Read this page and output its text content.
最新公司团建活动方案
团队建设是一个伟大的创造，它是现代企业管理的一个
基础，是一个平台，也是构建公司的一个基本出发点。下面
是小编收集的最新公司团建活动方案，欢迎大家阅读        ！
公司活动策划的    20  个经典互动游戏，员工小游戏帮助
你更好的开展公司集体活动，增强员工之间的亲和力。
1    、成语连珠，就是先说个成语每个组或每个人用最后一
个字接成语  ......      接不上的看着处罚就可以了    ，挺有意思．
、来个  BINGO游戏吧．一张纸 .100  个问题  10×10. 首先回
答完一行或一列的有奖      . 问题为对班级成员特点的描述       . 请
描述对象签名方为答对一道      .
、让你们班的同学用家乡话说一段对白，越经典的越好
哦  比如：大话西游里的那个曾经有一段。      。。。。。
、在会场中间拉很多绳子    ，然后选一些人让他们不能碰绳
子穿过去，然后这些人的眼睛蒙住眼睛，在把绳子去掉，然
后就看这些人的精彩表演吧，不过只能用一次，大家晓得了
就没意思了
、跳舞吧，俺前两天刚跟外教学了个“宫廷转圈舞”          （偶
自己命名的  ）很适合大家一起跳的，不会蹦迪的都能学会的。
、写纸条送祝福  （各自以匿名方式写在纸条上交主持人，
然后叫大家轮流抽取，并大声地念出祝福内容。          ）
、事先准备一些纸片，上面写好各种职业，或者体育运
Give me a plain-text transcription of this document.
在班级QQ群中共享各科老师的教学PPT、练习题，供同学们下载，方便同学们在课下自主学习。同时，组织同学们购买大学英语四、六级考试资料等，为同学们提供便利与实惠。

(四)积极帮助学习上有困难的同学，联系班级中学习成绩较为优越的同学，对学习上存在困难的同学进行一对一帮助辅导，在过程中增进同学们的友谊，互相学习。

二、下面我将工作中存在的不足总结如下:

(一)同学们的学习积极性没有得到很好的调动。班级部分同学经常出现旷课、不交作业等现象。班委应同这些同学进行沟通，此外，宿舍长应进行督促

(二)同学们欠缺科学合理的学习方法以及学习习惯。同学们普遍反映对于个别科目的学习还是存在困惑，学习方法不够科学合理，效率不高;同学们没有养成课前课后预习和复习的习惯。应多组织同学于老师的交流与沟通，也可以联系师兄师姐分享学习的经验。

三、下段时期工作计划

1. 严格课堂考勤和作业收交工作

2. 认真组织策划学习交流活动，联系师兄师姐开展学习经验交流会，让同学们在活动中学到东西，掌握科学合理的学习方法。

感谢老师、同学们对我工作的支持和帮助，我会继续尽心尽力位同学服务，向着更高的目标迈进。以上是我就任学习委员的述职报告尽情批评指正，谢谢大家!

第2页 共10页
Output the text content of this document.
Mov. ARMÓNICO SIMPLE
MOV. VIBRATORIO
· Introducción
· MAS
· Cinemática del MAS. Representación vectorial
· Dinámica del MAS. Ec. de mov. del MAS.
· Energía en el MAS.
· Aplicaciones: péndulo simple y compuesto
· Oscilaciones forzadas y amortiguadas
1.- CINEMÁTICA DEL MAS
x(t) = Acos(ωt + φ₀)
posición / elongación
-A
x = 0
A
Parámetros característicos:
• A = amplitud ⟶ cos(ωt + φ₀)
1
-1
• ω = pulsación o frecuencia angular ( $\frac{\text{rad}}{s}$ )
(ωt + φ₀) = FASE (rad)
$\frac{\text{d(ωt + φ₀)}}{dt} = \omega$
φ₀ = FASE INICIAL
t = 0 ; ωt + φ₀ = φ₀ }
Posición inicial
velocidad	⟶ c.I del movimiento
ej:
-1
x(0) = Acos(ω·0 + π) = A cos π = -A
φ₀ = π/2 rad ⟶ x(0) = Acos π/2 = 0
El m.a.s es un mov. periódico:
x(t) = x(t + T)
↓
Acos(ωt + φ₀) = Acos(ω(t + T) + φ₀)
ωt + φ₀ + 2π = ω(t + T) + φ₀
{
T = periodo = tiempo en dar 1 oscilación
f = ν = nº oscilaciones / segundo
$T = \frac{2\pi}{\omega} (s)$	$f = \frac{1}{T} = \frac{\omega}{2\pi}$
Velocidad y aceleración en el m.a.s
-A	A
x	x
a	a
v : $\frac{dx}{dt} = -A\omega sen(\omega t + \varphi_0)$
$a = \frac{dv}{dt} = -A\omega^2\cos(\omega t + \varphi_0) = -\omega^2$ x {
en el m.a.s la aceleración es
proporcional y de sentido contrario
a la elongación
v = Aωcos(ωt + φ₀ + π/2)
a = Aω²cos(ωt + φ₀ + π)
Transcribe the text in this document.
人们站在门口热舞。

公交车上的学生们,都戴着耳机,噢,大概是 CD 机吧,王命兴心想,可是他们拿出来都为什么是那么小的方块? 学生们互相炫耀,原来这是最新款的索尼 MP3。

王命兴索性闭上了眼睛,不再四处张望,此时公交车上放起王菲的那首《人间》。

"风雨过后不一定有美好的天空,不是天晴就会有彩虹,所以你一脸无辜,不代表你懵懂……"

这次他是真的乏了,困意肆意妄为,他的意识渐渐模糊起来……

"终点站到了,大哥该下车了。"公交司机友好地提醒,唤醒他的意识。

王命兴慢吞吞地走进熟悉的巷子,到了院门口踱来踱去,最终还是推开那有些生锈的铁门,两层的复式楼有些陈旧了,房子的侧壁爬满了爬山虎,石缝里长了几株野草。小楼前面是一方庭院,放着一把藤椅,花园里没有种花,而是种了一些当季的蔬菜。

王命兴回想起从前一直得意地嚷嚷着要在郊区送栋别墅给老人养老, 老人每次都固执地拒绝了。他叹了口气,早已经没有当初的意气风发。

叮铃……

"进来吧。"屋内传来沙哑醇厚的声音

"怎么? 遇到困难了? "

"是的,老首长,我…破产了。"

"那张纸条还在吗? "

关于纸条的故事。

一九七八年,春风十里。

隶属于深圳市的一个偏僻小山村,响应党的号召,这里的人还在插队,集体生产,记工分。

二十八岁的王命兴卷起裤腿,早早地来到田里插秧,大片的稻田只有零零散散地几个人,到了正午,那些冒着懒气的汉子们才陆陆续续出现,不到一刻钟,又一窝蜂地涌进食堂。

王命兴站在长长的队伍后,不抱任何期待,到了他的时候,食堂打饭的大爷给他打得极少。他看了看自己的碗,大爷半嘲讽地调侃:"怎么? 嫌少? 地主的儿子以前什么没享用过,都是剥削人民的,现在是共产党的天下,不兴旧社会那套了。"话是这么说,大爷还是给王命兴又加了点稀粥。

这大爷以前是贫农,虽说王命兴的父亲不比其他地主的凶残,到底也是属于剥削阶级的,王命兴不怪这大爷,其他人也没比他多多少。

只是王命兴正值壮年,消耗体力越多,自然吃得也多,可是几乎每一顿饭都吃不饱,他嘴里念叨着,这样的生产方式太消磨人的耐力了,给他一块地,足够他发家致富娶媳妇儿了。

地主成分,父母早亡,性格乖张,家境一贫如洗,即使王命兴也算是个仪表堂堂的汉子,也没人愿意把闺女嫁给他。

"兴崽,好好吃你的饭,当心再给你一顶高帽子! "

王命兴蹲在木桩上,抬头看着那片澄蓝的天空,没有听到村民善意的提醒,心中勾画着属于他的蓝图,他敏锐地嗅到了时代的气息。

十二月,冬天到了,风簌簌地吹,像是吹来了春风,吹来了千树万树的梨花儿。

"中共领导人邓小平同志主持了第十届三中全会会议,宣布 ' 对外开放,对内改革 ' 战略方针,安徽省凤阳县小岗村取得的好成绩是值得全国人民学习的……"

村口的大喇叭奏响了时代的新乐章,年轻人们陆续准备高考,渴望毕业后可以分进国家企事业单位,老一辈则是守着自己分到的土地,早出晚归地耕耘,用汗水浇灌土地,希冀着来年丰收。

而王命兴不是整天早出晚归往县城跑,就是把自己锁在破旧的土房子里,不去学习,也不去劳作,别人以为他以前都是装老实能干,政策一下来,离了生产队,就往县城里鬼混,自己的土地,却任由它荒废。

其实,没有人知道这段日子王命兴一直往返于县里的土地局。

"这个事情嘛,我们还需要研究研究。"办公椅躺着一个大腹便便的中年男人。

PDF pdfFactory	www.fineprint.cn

§ **WHAT IS NEEDED**
Tally the lines above that contain the word "omega", and reply with only the number.

§ **OUTPUT FOR THIS TASK**
4